» GIVEN PROBLEM: Look through the data below and count each line where the word "Howard" appears. Reply with the count alone.

## start DATA ENTRIES

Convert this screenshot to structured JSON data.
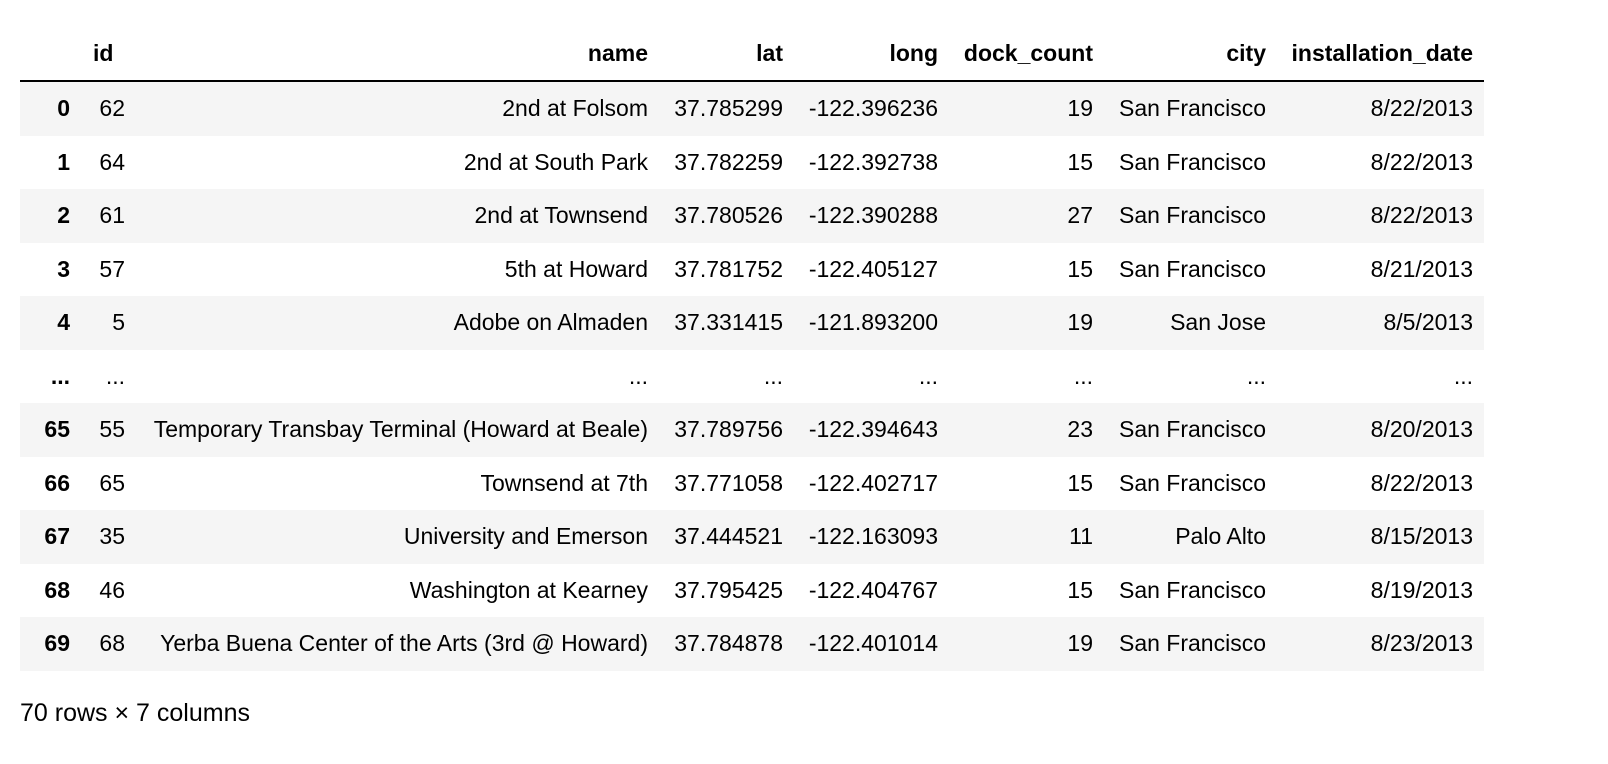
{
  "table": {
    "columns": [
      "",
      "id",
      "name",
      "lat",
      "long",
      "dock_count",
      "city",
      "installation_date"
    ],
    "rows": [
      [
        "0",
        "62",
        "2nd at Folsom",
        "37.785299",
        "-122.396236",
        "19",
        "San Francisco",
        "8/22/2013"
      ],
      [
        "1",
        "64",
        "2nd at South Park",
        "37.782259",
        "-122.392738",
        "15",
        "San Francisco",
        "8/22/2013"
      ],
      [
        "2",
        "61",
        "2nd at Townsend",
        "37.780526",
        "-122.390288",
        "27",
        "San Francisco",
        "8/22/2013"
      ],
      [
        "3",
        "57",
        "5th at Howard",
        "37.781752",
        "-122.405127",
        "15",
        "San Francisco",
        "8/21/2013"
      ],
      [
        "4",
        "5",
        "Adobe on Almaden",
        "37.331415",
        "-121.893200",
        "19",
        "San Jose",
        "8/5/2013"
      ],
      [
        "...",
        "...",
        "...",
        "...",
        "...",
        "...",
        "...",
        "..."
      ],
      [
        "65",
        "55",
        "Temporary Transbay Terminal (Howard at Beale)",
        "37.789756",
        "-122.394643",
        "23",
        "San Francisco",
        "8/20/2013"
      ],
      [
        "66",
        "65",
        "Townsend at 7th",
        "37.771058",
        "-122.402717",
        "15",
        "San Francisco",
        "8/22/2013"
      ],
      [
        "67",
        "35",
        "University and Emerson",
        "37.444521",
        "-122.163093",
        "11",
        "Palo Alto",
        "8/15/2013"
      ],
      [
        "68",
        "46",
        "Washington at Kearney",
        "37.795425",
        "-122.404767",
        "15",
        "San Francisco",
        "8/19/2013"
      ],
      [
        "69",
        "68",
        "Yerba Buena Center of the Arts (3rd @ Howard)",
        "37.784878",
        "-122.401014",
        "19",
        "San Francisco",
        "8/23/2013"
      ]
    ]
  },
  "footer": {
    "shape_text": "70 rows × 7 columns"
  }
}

## end DATA ENTRIES

» ANSWER: 3